== Problem to solve ==
Among the lines below, list those containing the string "Transport".

====== Provided records ======

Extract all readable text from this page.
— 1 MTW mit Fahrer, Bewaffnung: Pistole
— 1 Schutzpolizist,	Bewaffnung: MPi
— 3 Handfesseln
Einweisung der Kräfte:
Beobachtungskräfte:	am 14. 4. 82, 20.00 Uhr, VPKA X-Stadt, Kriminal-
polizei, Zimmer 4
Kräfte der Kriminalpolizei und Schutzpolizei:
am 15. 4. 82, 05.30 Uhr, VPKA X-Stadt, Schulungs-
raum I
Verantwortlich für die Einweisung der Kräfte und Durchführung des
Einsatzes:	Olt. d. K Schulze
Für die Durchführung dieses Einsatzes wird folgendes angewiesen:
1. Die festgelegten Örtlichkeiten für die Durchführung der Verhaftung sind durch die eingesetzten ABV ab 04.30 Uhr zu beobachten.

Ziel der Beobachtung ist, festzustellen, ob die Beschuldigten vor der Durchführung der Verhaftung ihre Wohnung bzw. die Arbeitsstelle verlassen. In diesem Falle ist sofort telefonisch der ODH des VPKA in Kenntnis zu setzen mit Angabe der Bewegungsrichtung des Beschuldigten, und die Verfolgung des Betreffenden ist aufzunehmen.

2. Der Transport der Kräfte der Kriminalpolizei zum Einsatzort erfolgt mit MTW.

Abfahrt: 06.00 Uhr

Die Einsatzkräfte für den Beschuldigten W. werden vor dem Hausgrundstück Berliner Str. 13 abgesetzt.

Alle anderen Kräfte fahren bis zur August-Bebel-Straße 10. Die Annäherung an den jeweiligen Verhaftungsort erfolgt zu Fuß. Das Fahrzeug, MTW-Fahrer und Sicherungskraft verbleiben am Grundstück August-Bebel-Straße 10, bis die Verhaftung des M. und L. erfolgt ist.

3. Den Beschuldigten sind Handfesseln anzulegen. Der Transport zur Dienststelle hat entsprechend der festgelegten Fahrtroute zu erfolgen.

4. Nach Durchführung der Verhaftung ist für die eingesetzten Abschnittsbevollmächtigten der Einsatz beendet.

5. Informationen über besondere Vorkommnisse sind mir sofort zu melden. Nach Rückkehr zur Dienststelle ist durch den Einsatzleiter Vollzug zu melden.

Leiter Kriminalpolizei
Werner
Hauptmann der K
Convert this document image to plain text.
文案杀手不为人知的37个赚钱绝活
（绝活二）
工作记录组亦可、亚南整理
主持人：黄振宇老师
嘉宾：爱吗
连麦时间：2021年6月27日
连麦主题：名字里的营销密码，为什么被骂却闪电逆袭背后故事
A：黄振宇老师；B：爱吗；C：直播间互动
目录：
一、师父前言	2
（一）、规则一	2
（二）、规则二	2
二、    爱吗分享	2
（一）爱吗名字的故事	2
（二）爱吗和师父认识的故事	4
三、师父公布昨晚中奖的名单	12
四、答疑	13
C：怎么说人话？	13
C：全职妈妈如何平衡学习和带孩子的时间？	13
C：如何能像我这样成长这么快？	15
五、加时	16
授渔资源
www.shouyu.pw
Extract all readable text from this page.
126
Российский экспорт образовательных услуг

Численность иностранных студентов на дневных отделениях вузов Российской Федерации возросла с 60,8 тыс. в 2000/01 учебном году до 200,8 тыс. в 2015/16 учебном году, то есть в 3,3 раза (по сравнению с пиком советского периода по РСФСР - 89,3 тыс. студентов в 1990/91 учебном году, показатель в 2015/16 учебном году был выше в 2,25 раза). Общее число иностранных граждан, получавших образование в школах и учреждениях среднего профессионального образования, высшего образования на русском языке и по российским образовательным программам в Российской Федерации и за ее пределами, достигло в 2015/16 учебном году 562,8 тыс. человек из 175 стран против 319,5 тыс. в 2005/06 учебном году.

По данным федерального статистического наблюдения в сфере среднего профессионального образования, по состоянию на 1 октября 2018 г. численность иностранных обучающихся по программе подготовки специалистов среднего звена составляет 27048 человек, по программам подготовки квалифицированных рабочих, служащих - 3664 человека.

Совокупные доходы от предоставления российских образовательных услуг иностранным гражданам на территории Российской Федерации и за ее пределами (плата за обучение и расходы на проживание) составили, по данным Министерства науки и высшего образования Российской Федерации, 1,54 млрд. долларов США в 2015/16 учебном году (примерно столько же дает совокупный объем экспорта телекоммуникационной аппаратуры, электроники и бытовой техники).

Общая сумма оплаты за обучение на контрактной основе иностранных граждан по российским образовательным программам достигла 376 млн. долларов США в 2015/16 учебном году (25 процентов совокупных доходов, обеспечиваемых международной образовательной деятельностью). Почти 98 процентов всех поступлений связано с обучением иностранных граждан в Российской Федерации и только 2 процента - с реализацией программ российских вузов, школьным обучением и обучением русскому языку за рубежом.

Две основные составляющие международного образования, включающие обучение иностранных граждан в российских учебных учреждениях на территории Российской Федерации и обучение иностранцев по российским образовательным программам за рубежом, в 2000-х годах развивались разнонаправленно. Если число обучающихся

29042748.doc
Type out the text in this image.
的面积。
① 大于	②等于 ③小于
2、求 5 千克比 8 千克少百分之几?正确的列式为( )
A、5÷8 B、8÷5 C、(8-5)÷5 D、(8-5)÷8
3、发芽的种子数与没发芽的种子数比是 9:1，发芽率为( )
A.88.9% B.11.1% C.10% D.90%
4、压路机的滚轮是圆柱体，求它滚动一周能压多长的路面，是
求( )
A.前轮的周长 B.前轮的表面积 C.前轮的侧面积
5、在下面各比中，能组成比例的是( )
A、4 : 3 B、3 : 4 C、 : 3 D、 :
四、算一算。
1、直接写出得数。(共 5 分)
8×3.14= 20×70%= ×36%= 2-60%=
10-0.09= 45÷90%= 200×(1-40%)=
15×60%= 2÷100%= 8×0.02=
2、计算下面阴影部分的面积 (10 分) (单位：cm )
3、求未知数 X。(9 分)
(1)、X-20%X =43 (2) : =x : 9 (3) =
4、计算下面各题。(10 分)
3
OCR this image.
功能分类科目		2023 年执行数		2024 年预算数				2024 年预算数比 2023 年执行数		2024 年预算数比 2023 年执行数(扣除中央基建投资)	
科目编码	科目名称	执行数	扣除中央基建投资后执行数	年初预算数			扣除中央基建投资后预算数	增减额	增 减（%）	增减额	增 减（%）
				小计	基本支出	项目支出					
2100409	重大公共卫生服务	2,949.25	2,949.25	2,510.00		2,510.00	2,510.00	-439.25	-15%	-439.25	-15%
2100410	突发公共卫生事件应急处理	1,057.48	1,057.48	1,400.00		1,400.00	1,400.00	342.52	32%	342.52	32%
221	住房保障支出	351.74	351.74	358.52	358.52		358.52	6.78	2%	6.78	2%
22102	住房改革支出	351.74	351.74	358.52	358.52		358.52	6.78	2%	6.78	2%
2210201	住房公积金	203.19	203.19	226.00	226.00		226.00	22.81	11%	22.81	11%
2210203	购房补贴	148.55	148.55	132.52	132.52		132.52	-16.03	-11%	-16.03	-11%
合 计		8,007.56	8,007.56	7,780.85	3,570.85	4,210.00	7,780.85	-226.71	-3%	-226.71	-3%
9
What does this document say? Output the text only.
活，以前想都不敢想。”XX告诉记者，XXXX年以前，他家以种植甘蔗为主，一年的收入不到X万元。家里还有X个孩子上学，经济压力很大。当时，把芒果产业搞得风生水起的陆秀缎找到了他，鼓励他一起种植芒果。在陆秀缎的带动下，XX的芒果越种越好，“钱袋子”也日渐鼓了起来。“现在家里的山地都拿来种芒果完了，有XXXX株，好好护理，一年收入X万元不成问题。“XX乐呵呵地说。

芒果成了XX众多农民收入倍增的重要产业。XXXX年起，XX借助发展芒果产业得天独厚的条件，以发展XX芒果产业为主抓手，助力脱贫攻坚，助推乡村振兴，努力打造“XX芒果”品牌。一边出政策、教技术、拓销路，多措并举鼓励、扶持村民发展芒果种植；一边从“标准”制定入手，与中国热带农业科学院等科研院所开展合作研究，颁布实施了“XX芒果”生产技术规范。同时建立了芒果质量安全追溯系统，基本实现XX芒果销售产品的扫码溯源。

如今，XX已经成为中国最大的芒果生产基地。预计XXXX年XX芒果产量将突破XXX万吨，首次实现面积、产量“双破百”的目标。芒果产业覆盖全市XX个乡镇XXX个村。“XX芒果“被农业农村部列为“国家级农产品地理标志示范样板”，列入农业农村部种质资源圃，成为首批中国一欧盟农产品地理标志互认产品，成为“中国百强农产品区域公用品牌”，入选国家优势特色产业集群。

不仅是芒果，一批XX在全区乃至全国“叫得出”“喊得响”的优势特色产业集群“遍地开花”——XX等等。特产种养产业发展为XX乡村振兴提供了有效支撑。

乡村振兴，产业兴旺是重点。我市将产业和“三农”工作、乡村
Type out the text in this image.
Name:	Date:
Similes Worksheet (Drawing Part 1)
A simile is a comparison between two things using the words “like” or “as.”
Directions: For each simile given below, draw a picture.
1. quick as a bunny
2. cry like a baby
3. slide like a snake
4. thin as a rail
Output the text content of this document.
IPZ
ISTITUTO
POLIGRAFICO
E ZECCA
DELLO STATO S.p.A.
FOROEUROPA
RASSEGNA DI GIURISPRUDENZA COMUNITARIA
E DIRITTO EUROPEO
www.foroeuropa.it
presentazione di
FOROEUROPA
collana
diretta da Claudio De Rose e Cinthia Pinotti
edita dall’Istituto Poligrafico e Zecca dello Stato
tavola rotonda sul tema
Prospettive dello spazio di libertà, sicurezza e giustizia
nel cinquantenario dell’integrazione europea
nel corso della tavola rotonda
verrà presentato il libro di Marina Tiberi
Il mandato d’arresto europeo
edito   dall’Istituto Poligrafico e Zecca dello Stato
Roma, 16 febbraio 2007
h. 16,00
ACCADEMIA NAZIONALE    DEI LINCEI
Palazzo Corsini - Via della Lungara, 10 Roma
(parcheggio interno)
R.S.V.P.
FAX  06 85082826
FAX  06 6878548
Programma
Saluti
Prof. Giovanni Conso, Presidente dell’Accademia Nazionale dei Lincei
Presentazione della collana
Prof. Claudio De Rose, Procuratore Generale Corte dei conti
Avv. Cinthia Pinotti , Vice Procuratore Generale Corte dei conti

======

== Expected answer ==
2. Der Transport der Kräfte der Kriminalpolizei zum Einsatzort erfolgt mit MTW.
3. Den Beschuldigten sind Handfesseln anzulegen. Der Transport zur Dienststelle hat entsprechend der festgelegten Fahrtroute zu erfolgen.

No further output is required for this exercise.